To do>
Only the lines from the one containing "Give me a plain-text" through the end of the entries should be returned, exactly as they are, with the pictures omitted.

Given records>
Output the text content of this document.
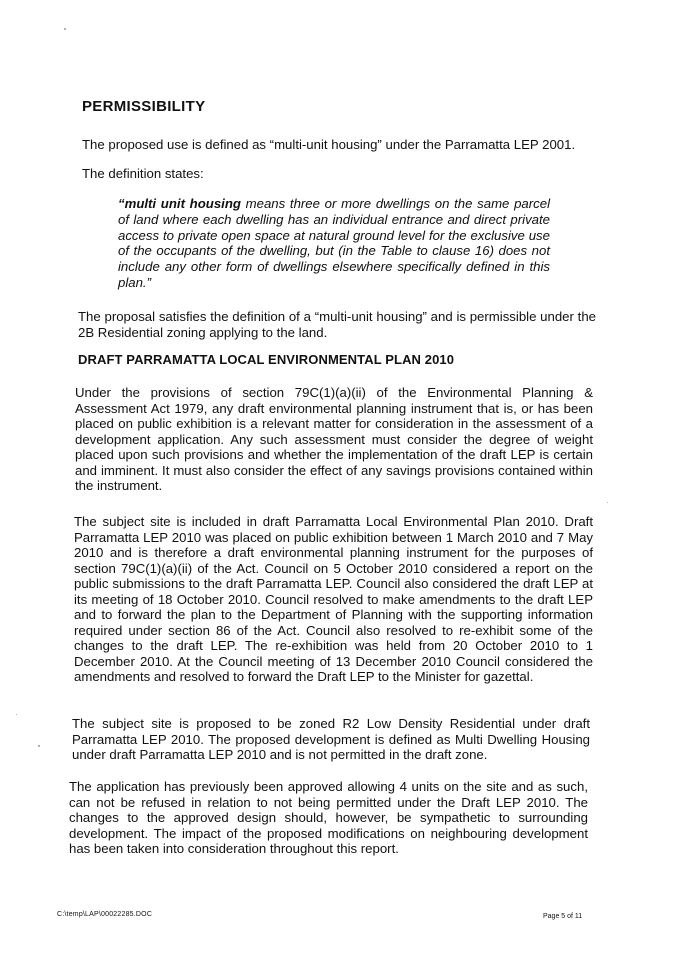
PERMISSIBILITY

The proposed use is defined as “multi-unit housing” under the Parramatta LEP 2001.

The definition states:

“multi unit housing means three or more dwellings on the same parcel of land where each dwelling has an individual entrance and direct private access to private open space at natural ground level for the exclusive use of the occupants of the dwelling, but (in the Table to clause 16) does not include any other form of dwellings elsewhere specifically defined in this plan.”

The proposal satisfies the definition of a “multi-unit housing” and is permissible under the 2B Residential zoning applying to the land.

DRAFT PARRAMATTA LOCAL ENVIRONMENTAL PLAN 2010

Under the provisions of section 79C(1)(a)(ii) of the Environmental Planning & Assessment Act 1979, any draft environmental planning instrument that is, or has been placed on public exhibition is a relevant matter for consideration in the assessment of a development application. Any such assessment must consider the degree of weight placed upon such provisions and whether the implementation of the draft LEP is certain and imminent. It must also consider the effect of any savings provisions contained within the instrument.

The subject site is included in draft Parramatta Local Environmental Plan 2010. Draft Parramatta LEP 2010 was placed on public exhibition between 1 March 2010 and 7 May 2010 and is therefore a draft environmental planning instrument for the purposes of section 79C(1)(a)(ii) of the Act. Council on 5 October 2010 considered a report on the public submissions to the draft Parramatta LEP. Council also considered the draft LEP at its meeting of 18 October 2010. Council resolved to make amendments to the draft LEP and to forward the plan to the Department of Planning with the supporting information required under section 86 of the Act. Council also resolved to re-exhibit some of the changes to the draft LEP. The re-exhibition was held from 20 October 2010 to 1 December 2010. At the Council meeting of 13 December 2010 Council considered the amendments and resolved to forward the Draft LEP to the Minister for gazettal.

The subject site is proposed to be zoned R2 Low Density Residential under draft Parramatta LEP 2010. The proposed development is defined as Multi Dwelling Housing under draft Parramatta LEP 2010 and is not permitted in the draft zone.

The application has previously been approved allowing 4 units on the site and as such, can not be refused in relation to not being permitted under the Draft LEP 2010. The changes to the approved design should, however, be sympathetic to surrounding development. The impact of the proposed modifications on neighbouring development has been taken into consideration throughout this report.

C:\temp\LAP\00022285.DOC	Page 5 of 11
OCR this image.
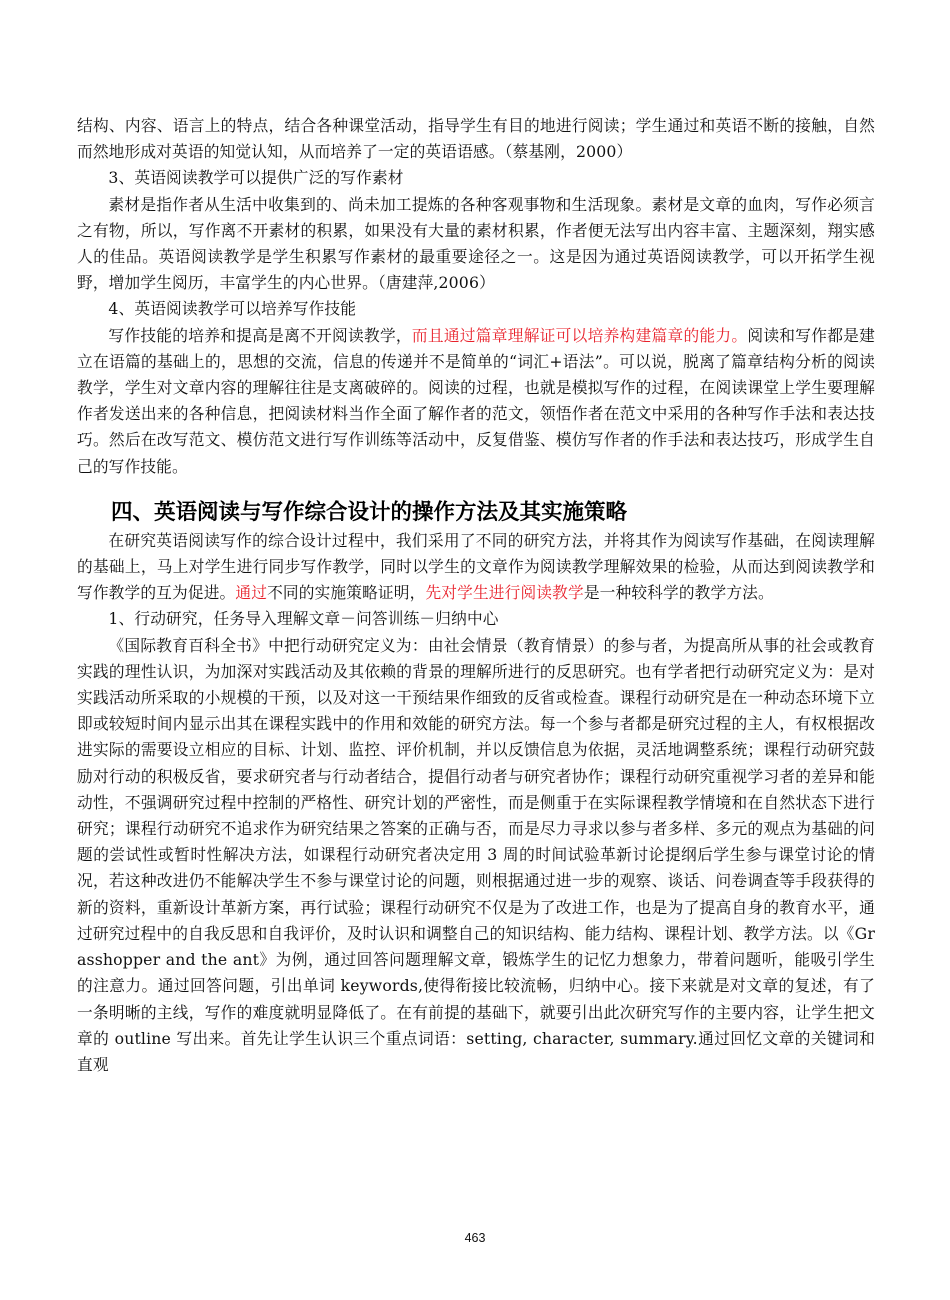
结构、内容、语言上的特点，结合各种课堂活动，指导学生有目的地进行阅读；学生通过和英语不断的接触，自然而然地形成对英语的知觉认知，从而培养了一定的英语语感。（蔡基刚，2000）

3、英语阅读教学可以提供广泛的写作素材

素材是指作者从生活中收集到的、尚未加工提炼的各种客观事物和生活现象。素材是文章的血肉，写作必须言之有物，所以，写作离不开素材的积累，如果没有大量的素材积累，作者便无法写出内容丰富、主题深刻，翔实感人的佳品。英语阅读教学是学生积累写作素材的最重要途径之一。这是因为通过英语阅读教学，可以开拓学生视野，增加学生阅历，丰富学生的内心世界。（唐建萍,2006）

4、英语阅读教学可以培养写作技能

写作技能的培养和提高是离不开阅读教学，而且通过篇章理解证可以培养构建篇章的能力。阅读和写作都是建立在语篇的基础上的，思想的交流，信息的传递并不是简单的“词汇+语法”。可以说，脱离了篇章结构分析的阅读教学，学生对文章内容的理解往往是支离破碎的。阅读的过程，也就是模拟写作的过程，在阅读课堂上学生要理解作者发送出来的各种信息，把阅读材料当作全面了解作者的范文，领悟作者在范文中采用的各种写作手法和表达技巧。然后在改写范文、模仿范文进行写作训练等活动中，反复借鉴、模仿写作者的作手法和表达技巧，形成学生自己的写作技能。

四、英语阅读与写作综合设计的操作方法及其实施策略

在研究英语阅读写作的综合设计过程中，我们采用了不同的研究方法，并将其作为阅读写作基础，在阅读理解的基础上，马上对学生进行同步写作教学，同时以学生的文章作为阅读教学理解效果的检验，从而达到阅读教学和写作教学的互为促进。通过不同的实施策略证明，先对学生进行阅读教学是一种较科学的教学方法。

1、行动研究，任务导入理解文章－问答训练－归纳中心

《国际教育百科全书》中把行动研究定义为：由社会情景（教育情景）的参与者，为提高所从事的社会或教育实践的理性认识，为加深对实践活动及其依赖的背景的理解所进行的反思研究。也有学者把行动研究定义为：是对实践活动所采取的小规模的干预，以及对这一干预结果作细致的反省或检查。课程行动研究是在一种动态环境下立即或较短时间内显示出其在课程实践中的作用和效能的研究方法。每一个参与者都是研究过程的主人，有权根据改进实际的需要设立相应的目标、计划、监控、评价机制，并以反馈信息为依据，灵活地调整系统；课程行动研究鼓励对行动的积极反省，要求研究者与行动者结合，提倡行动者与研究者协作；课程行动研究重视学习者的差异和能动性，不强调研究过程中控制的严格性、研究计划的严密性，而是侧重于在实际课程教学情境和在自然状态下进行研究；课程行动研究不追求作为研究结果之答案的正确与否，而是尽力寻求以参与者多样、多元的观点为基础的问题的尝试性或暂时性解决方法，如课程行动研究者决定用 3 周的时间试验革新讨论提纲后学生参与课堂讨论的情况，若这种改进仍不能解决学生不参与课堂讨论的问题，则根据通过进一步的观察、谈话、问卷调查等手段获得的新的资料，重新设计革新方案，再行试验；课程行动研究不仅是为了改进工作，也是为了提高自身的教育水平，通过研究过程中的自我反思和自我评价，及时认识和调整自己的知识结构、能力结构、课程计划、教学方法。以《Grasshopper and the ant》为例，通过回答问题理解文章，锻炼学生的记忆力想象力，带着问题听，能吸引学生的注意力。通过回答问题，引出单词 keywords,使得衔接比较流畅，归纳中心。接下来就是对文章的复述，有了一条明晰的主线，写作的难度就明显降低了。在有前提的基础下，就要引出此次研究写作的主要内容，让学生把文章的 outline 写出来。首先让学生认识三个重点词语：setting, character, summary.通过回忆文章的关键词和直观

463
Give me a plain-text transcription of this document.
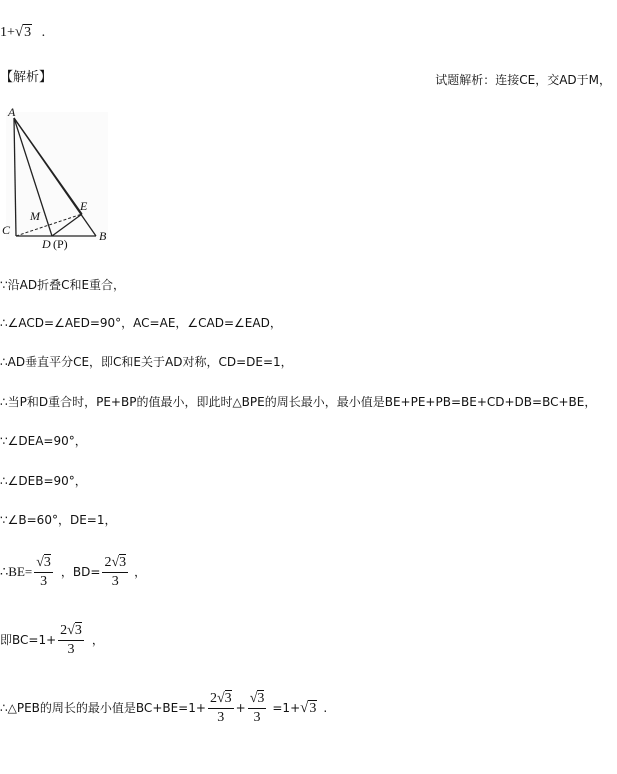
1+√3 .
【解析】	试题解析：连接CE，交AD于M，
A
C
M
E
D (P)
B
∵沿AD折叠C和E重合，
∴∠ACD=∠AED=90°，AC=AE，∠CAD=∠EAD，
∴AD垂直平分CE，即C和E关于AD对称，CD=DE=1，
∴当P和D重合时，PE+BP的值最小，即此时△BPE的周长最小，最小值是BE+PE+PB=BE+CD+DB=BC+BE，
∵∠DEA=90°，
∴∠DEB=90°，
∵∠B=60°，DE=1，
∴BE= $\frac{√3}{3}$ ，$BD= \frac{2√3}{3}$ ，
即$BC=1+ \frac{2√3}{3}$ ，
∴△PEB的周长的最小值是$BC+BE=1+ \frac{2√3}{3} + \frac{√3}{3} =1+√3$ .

The result>
Give me a plain-text transcription of this document.
1+√3 .
【解析】	试题解析：连接CE，交AD于M，
A
C
M
E
D (P)
B
∵沿AD折叠C和E重合，
∴∠ACD=∠AED=90°，AC=AE，∠CAD=∠EAD，
∴AD垂直平分CE，即C和E关于AD对称，CD=DE=1，
∴当P和D重合时，PE+BP的值最小，即此时△BPE的周长最小，最小值是BE+PE+PB=BE+CD+DB=BC+BE，
∵∠DEA=90°，
∴∠DEB=90°，
∵∠B=60°，DE=1，
∴BE= $\frac{√3}{3}$ ，$BD= \frac{2√3}{3}$ ，
即$BC=1+ \frac{2√3}{3}$ ，
∴△PEB的周长的最小值是$BC+BE=1+ \frac{2√3}{3} + \frac{√3}{3} =1+√3$ .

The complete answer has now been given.